Instruction: Copy each line of the entries that contains the word "icon".

Items:
-*-*-
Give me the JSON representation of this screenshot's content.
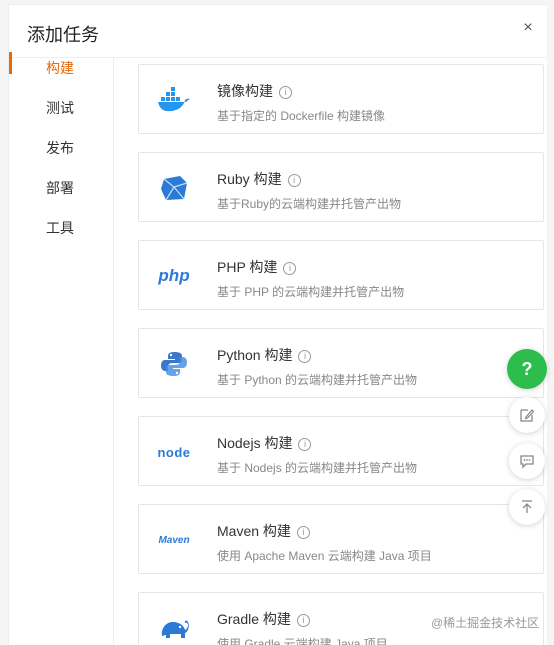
{
  "dialog": {
    "title": "添加任务",
    "close_label": "×"
  },
  "sidebar": {
    "items": [
      {
        "label": "构建",
        "active": true
      },
      {
        "label": "测试"
      },
      {
        "label": "发布"
      },
      {
        "label": "部署"
      },
      {
        "label": "工具"
      }
    ]
  },
  "cards": [
    {
      "name": "镜像构建",
      "desc": "基于指定的 Dockerfile 构建镜像",
      "icon": "docker-icon"
    },
    {
      "name": "Ruby 构建",
      "desc": "基于Ruby的云端构建并托管产出物",
      "icon": "ruby-icon"
    },
    {
      "name": "PHP 构建",
      "desc": "基于 PHP 的云端构建并托管产出物",
      "icon": "php-icon",
      "logo_text": "php"
    },
    {
      "name": "Python 构建",
      "desc": "基于 Python 的云端构建并托管产出物",
      "icon": "python-icon"
    },
    {
      "name": "Nodejs 构建",
      "desc": "基于 Nodejs 的云端构建并托管产出物",
      "icon": "nodejs-icon",
      "logo_text": "node"
    },
    {
      "name": "Maven 构建",
      "desc": "使用 Apache Maven 云端构建 Java 项目",
      "icon": "maven-icon",
      "logo_text": "Maven"
    },
    {
      "name": "Gradle 构建",
      "desc": "使用 Gradle 云端构建 Java 项目",
      "icon": "gradle-icon"
    }
  ],
  "info_glyph": "i",
  "floating": {
    "help_label": "?"
  },
  "watermark": "@稀土掘金技术社区",
  "colors": {
    "accent": "#e8690c",
    "help": "#2dbd4c"
  }
}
-*-*-
Correct result:
      "icon": "docker-icon"
      "icon": "ruby-icon"
      "icon": "php-icon",
      "icon": "python-icon"
      "icon": "nodejs-icon",
      "icon": "maven-icon",
      "icon": "gradle-icon"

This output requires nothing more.